▸ **What you will do**: Scan the material and copy every line in which "date" appears.

==== Recorded information

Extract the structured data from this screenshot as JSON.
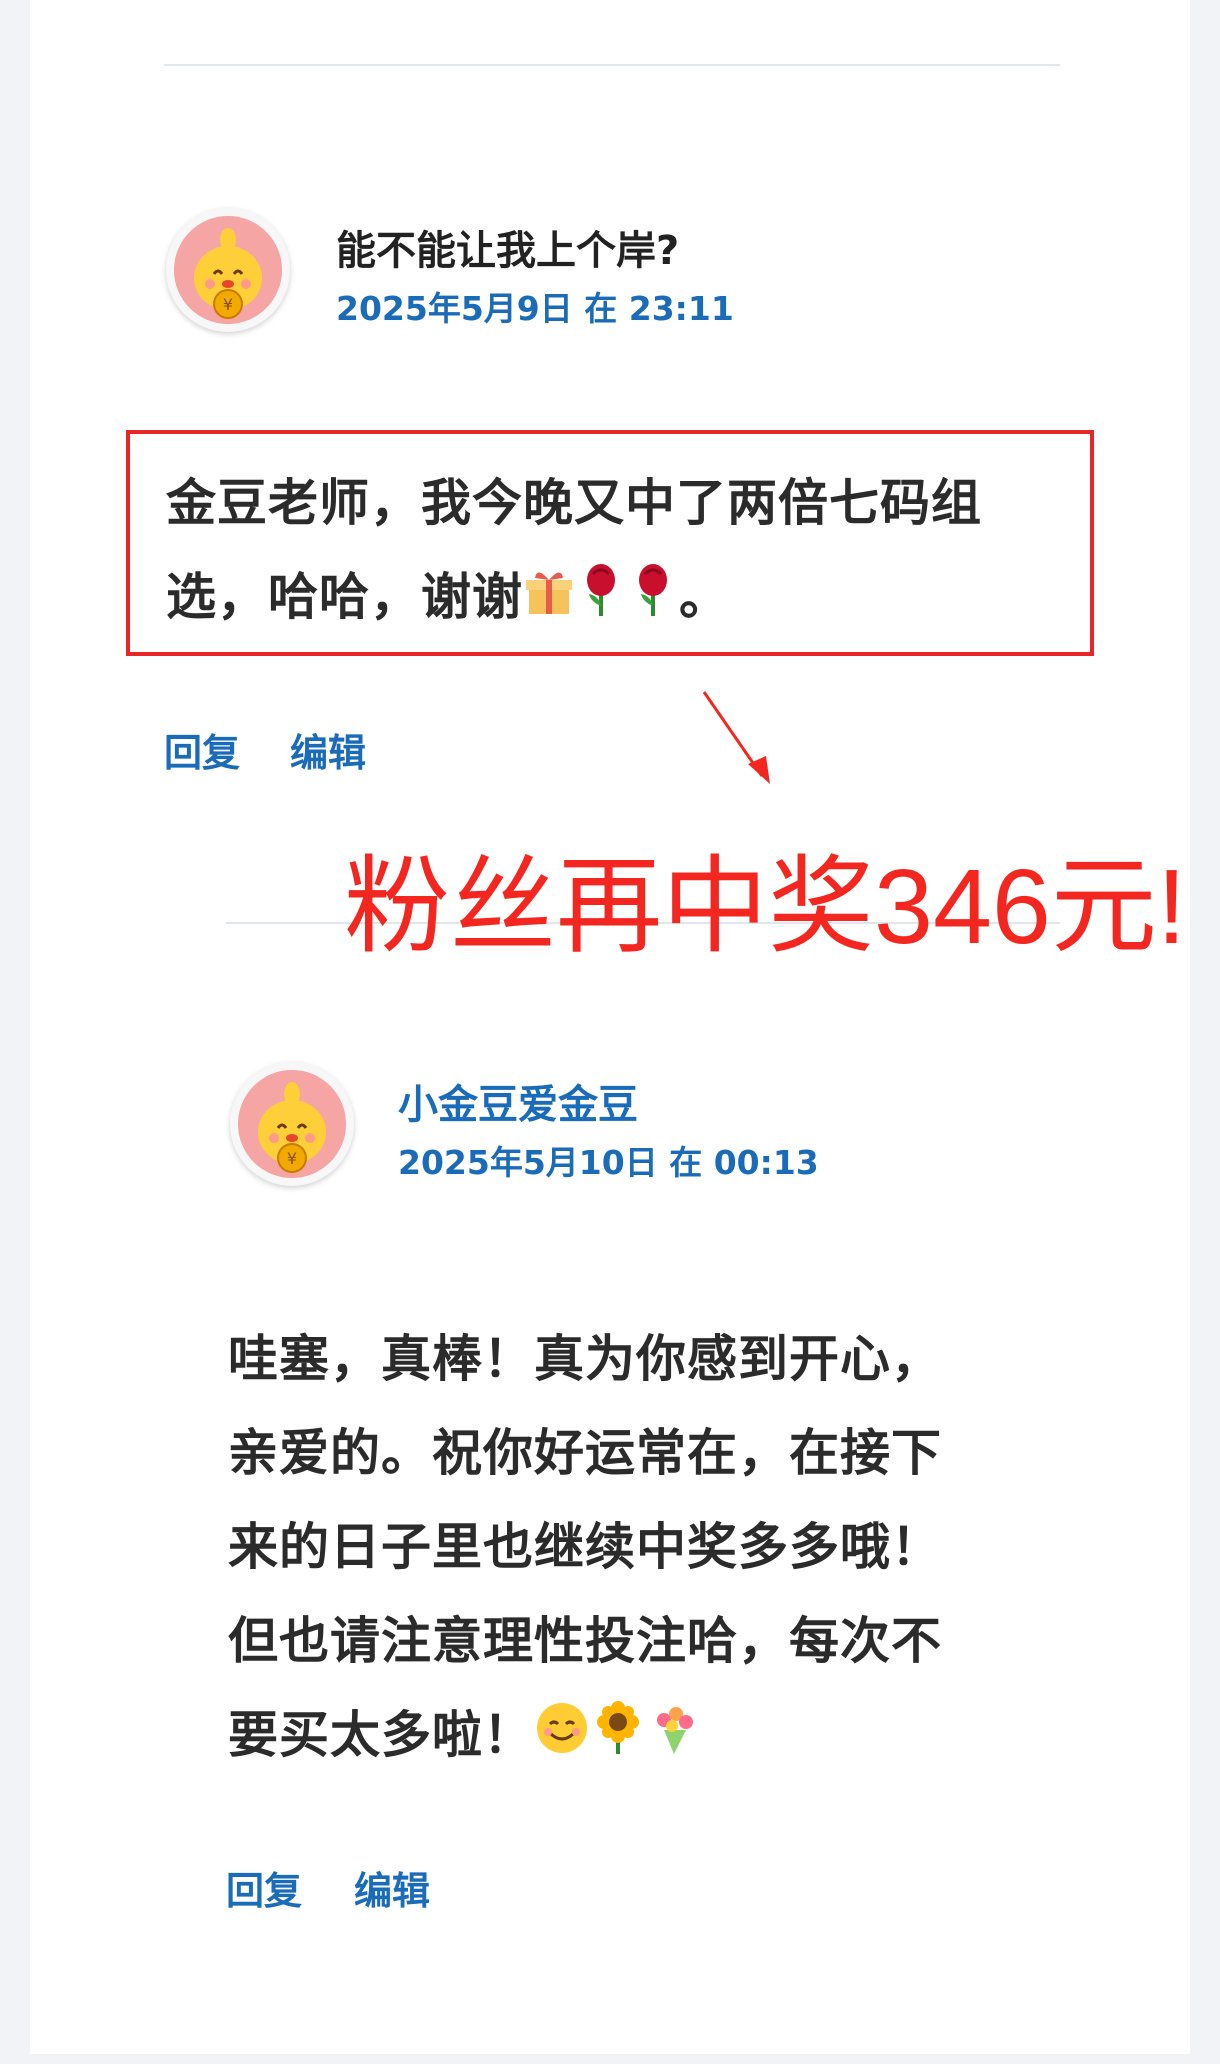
{
  "comments": [
    {
      "author": "能不能让我上个岸?",
      "date": "2025年5月9日 在 23:11",
      "text_lines": [
        "金豆老师，我今晚又中了两倍七码组",
        "选，哈哈，谢谢"
      ],
      "text_tail": "。",
      "reply_label": "回复",
      "edit_label": "编辑"
    },
    {
      "author": "小金豆爱金豆",
      "date": "2025年5月10日 在 00:13",
      "text_lines": [
        "哇塞，真棒！真为你感到开心，",
        "亲爱的。祝你好运常在，在接下",
        "来的日子里也继续中奖多多哦！",
        "但也请注意理性投注哈，每次不",
        "要买太多啦！"
      ],
      "reply_label": "回复",
      "edit_label": "编辑"
    }
  ],
  "annotation": {
    "text": "粉丝再中奖346元!",
    "color": "#f3271f"
  },
  "colors": {
    "link": "#1a6bb8",
    "highlight": "#e8262a"
  }
}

========

▸ **Full solution**:
      "date": "2025年5月9日 在 23:11",
      "date": "2025年5月10日 在 00:13",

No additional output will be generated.